▶ [Aim of the exercise]
Every line holding the string "image" should be gathered.

— start Input material —

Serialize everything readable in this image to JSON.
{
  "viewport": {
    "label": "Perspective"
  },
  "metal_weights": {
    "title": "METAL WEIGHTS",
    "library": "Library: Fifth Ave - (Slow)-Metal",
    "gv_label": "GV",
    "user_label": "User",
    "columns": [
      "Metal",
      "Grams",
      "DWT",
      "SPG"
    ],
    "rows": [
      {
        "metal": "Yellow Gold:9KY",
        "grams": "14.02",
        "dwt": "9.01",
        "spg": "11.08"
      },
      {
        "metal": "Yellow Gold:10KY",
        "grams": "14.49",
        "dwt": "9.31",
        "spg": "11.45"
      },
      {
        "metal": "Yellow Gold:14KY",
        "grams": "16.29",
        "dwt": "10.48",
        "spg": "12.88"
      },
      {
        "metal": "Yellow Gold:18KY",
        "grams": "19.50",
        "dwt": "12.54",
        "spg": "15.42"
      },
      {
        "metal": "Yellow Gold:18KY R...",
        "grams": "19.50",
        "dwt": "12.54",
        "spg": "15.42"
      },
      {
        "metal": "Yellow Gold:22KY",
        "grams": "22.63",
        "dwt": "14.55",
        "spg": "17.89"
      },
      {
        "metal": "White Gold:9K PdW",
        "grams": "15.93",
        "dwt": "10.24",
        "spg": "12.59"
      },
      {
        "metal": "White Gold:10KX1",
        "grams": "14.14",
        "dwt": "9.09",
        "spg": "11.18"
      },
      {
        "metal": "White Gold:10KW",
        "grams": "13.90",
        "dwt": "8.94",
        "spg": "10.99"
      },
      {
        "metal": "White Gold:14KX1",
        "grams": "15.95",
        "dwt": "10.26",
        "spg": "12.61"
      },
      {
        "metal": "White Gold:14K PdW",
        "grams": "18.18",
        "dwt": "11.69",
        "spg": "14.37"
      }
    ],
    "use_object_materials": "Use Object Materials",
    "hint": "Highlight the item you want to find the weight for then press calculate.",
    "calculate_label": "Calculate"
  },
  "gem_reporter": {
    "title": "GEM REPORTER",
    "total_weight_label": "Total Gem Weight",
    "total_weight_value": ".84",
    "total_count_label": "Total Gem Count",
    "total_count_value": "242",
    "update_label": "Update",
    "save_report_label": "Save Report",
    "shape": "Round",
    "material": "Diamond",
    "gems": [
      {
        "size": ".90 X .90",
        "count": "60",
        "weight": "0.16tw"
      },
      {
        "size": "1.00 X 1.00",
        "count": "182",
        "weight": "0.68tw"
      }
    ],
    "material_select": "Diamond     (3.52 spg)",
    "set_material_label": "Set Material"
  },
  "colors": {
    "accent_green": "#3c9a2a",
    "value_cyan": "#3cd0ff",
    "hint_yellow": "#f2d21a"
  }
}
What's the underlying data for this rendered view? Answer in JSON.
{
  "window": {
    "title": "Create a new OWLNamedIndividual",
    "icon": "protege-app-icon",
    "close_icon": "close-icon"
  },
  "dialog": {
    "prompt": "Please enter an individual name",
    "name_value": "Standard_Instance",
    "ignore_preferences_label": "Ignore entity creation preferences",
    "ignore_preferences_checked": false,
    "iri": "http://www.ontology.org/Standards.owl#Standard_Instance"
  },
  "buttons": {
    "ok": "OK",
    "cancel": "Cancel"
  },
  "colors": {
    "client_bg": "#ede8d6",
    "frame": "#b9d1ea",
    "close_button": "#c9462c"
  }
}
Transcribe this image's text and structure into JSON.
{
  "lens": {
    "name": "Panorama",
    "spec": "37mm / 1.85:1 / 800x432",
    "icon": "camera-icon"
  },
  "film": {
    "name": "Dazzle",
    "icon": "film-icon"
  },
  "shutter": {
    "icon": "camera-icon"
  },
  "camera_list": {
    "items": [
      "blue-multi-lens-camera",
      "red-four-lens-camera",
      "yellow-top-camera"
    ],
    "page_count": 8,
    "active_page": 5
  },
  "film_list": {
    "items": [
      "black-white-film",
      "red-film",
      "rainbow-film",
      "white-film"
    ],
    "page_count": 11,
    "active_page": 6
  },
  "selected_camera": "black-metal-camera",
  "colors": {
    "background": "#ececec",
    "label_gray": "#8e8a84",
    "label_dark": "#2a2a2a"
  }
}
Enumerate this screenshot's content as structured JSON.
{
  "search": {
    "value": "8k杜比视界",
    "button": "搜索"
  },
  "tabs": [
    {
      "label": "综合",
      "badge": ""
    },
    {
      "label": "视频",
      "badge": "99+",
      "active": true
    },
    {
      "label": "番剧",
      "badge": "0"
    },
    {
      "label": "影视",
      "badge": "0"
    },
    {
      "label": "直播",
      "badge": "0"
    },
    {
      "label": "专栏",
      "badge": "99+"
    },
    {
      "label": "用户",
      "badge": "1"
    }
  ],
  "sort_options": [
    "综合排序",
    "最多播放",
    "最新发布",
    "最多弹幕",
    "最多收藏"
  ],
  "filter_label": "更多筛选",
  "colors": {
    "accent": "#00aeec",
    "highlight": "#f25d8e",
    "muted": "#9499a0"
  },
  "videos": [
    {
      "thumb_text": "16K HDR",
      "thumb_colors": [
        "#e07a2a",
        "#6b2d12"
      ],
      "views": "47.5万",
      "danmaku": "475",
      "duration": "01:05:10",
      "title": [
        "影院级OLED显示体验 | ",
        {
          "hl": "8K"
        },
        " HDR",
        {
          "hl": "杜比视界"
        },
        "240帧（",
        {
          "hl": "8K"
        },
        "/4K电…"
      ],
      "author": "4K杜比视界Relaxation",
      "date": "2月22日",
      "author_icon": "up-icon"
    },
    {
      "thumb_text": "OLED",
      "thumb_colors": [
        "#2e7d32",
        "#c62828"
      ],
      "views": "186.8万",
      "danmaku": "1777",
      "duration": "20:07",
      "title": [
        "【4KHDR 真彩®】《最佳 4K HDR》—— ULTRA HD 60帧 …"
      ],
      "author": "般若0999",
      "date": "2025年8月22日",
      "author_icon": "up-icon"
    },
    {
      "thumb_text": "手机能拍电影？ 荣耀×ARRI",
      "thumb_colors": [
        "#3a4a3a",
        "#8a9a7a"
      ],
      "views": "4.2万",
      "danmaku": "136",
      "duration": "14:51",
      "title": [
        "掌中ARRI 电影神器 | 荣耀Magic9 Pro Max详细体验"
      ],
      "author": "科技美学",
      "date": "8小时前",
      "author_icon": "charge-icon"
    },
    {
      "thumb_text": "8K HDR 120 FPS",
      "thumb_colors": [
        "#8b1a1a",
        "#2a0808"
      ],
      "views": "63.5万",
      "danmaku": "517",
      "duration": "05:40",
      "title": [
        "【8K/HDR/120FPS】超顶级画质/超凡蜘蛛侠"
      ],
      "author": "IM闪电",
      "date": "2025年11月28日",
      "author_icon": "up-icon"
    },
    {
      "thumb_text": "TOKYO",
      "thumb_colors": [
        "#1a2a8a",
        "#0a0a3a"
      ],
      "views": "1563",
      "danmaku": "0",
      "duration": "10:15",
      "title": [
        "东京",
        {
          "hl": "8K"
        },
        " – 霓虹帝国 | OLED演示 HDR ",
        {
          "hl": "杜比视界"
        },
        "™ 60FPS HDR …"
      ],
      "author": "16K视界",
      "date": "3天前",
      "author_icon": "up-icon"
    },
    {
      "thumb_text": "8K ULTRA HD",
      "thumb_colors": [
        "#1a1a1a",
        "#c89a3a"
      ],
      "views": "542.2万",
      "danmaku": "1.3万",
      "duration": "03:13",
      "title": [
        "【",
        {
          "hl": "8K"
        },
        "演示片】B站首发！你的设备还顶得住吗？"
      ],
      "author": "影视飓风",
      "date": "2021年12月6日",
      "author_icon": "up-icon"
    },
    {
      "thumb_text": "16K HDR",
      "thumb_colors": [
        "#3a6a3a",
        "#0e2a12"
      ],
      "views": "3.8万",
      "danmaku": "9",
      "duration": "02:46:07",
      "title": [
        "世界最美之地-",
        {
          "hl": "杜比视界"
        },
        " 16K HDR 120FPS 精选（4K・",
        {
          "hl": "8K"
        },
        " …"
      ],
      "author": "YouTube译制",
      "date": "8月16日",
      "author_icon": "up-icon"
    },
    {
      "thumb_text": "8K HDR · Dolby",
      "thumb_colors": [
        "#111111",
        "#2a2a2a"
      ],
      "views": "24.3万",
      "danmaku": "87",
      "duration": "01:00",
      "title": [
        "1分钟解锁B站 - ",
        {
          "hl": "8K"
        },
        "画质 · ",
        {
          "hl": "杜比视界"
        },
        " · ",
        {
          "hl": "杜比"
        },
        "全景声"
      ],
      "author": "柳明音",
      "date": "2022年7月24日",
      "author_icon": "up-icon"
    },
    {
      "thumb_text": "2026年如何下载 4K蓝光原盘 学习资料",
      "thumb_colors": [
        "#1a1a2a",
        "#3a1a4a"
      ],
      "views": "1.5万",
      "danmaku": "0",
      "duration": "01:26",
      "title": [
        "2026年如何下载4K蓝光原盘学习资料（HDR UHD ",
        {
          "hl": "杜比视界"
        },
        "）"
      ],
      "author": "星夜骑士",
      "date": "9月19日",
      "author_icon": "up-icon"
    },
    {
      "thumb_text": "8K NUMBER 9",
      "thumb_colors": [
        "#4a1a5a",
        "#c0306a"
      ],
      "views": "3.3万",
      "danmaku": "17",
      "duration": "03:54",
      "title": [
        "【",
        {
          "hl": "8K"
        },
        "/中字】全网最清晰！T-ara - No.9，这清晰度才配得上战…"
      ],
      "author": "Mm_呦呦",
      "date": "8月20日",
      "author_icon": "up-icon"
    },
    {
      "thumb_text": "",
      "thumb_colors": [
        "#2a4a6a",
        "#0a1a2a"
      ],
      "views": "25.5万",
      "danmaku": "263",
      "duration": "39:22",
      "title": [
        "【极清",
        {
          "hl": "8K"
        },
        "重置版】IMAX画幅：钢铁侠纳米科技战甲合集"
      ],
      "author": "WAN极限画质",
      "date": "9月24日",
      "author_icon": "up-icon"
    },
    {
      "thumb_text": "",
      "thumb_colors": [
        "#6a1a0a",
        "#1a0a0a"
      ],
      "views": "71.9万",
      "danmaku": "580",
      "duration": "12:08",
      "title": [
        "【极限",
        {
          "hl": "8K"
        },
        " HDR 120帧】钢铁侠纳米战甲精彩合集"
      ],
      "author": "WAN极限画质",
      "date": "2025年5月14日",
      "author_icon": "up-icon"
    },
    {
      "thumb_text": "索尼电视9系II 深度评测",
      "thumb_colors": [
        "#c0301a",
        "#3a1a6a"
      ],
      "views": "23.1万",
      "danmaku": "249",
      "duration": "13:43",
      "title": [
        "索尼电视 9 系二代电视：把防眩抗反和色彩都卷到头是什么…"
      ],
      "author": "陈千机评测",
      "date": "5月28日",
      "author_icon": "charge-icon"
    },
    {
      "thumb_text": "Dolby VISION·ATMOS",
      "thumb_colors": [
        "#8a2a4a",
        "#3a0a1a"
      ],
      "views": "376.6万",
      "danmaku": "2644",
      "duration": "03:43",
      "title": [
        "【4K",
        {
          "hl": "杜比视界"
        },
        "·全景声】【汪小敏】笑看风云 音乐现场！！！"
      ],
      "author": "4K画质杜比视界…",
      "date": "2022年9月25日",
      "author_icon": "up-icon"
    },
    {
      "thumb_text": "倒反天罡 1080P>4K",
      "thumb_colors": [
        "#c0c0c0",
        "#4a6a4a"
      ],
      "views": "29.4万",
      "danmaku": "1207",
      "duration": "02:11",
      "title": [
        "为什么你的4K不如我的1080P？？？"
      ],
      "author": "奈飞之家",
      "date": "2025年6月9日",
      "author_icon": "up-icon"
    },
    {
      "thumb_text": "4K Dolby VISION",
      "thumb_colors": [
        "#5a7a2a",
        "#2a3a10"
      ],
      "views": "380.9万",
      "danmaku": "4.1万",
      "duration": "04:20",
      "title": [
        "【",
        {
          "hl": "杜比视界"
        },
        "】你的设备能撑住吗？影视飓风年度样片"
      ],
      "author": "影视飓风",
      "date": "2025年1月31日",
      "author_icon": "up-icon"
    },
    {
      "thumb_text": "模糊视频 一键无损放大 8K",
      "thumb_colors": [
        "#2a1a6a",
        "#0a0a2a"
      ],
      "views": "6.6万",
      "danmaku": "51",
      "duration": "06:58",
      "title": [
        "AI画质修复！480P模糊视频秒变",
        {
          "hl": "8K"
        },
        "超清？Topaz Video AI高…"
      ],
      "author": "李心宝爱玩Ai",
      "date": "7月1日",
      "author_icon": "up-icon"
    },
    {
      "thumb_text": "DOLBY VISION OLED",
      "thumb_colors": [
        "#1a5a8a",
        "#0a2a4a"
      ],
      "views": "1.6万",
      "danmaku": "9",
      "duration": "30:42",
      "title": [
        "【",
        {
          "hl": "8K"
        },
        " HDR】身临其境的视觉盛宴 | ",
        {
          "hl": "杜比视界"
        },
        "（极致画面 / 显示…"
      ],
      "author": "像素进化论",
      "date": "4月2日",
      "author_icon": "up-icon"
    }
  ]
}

— end Input material —

▶ [Result of the task]
Serialize everything readable in this image to JSON.
Transcribe this image's text and structure into JSON.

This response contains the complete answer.